%%

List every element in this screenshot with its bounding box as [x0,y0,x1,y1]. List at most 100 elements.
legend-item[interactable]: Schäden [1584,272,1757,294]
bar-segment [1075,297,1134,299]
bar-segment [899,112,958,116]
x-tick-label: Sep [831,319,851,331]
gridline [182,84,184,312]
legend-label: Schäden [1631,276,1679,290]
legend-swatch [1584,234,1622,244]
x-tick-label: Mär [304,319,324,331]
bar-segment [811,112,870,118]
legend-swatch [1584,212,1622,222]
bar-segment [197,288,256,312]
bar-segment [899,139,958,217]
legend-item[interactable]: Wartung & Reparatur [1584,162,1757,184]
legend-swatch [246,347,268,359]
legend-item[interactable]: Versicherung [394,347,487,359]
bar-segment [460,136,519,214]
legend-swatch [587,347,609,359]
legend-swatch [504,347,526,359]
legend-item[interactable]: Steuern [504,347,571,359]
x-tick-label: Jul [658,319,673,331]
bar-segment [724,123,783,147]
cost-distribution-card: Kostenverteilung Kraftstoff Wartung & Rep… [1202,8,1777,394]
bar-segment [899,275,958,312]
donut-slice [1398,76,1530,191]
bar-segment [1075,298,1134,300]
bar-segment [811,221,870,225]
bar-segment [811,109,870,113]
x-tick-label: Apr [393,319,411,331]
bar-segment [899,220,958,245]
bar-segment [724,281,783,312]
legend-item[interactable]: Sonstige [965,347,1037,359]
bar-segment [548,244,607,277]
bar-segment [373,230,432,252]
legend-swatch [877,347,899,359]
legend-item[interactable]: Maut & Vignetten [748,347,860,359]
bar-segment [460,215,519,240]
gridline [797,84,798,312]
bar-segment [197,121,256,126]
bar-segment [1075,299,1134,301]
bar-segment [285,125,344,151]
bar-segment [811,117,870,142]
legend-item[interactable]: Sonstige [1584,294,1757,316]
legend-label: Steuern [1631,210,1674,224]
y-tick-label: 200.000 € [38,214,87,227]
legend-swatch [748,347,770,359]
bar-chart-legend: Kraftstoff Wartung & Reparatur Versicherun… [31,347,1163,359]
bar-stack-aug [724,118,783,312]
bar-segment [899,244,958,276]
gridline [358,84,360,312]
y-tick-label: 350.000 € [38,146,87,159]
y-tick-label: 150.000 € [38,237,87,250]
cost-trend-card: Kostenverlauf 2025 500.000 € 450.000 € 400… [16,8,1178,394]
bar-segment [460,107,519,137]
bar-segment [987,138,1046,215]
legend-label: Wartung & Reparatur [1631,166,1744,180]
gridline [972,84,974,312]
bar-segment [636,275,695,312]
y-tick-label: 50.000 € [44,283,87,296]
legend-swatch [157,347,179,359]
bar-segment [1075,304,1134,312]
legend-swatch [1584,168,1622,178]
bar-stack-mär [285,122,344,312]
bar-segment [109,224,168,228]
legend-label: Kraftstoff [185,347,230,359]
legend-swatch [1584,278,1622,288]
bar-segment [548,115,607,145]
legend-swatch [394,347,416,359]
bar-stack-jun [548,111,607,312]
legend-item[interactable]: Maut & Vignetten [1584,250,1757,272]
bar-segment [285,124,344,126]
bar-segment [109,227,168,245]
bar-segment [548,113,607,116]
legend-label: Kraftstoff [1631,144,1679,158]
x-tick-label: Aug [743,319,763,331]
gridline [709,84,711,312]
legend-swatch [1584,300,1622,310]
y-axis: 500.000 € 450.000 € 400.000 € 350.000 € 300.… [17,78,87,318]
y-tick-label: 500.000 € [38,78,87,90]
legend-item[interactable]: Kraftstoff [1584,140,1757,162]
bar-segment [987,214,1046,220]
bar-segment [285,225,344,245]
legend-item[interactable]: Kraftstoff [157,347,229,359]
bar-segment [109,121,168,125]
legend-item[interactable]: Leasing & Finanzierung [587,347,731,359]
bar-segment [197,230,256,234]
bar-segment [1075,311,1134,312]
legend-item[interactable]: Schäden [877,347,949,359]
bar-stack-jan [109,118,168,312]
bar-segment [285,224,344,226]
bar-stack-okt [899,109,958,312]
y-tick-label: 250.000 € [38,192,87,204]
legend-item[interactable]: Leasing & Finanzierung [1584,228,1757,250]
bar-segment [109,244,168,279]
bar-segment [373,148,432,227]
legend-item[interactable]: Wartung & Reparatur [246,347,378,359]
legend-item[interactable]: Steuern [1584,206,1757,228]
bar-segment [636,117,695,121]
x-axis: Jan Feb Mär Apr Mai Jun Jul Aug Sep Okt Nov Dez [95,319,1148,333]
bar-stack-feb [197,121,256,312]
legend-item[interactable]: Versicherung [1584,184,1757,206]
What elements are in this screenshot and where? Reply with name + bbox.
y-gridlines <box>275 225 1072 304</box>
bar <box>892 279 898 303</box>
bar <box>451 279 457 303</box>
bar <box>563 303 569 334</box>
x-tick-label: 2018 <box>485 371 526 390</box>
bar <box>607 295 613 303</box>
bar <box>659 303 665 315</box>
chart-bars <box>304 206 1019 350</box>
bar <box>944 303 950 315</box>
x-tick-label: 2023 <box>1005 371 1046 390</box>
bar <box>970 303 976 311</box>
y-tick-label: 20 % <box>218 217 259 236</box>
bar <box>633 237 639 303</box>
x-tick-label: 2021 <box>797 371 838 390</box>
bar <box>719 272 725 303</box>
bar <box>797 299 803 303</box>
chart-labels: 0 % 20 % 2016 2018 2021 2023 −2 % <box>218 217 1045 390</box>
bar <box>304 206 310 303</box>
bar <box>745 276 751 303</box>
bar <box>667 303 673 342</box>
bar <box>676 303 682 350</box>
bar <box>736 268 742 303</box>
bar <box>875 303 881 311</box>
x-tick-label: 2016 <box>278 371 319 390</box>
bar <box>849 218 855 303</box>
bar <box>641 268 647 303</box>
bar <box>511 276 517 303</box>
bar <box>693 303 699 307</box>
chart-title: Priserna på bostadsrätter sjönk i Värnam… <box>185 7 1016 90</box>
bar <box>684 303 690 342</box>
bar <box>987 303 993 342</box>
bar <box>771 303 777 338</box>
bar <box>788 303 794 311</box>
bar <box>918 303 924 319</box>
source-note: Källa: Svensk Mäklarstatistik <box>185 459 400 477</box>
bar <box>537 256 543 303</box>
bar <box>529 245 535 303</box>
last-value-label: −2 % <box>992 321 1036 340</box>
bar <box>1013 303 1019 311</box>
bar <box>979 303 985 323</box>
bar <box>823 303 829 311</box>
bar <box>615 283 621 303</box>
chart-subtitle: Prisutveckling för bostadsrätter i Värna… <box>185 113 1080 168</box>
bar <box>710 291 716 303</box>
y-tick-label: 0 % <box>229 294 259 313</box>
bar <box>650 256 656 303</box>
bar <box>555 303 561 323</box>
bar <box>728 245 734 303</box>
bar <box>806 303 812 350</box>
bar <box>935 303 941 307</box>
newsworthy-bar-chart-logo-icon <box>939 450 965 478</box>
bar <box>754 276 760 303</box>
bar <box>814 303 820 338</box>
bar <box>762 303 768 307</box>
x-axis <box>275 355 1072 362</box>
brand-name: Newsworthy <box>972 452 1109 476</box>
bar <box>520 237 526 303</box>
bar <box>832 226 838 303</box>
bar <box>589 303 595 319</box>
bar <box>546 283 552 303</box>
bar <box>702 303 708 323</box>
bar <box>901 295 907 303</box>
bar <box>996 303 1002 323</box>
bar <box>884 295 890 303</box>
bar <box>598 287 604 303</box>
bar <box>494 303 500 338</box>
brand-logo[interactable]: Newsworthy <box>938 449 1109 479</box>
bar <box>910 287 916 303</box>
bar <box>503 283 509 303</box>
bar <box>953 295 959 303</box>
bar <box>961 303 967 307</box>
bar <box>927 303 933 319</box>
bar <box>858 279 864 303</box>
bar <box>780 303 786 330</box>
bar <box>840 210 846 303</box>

%%

Exercise
Please transcribe the items word for word, starting with the first line and ending with the line that contains "legend-swatch [1584,234,1622,244]", including both of those lines.

Task answer
List every element in this screenshot with its bounding box as [x0,y0,x1,y1]. List at most 100 elements.
legend-item[interactable]: Schäden [1584,272,1757,294]
bar-segment [1075,297,1134,299]
bar-segment [899,112,958,116]
x-tick-label: Sep [831,319,851,331]
gridline [182,84,184,312]
legend-label: Schäden [1631,276,1679,290]
legend-swatch [1584,234,1622,244]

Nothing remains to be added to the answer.